■ WHAT TO WORK ON: Return the whole listing exactly as it stands.

■ PROVIDED RECORDS:
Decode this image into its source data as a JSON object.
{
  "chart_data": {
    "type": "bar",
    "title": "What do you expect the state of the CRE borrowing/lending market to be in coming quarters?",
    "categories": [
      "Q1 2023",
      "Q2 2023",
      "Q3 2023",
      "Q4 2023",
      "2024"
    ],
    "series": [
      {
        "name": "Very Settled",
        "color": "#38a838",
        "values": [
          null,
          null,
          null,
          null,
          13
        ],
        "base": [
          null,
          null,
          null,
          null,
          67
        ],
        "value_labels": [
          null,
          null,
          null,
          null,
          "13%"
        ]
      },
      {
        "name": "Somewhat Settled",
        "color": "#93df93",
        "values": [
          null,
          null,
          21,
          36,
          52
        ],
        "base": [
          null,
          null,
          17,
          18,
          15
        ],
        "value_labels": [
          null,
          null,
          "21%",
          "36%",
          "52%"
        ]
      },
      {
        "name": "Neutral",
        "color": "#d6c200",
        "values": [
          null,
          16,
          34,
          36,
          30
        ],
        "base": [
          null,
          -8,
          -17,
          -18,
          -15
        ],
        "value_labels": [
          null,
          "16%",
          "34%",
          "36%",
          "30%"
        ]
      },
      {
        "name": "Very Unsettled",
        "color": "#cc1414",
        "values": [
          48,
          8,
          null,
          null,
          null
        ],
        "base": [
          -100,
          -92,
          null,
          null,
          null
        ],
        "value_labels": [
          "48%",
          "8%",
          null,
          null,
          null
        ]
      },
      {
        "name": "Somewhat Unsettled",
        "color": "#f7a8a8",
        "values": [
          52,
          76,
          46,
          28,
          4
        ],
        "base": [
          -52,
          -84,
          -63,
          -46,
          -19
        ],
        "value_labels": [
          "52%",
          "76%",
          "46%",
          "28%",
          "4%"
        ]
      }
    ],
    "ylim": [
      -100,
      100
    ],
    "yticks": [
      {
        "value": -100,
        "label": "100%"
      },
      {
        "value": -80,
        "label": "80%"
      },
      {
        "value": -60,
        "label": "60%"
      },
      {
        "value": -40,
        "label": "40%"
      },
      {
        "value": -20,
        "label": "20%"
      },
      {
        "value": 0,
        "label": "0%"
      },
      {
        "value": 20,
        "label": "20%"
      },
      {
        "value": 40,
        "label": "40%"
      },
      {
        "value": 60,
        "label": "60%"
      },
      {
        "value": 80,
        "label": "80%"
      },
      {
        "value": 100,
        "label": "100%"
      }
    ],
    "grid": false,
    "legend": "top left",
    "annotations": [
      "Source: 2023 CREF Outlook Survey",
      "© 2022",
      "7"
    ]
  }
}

■ FINAL ANSWER:
Decode this image into its source data as a JSON object.
{
  "chart_data": {
    "type": "bar",
    "title": "What do you expect the state of the CRE borrowing/lending market to be in coming quarters?",
    "categories": [
      "Q1 2023",
      "Q2 2023",
      "Q3 2023",
      "Q4 2023",
      "2024"
    ],
    "series": [
      {
        "name": "Very Settled",
        "color": "#38a838",
        "values": [
          null,
          null,
          null,
          null,
          13
        ],
        "base": [
          null,
          null,
          null,
          null,
          67
        ],
        "value_labels": [
          null,
          null,
          null,
          null,
          "13%"
        ]
      },
      {
        "name": "Somewhat Settled",
        "color": "#93df93",
        "values": [
          null,
          null,
          21,
          36,
          52
        ],
        "base": [
          null,
          null,
          17,
          18,
          15
        ],
        "value_labels": [
          null,
          null,
          "21%",
          "36%",
          "52%"
        ]
      },
      {
        "name": "Neutral",
        "color": "#d6c200",
        "values": [
          null,
          16,
          34,
          36,
          30
        ],
        "base": [
          null,
          -8,
          -17,
          -18,
          -15
        ],
        "value_labels": [
          null,
          "16%",
          "34%",
          "36%",
          "30%"
        ]
      },
      {
        "name": "Very Unsettled",
        "color": "#cc1414",
        "values": [
          48,
          8,
          null,
          null,
          null
        ],
        "base": [
          -100,
          -92,
          null,
          null,
          null
        ],
        "value_labels": [
          "48%",
          "8%",
          null,
          null,
          null
        ]
      },
      {
        "name": "Somewhat Unsettled",
        "color": "#f7a8a8",
        "values": [
          52,
          76,
          46,
          28,
          4
        ],
        "base": [
          -52,
          -84,
          -63,
          -46,
          -19
        ],
        "value_labels": [
          "52%",
          "76%",
          "46%",
          "28%",
          "4%"
        ]
      }
    ],
    "ylim": [
      -100,
      100
    ],
    "yticks": [
      {
        "value": -100,
        "label": "100%"
      },
      {
        "value": -80,
        "label": "80%"
      },
      {
        "value": -60,
        "label": "60%"
      },
      {
        "value": -40,
        "label": "40%"
      },
      {
        "value": -20,
        "label": "20%"
      },
      {
        "value": 0,
        "label": "0%"
      },
      {
        "value": 20,
        "label": "20%"
      },
      {
        "value": 40,
        "label": "40%"
      },
      {
        "value": 60,
        "label": "60%"
      },
      {
        "value": 80,
        "label": "80%"
      },
      {
        "value": 100,
        "label": "100%"
      }
    ],
    "grid": false,
    "legend": "top left",
    "annotations": [
      "Source: 2023 CREF Outlook Survey",
      "© 2022",
      "7"
    ]
  }
}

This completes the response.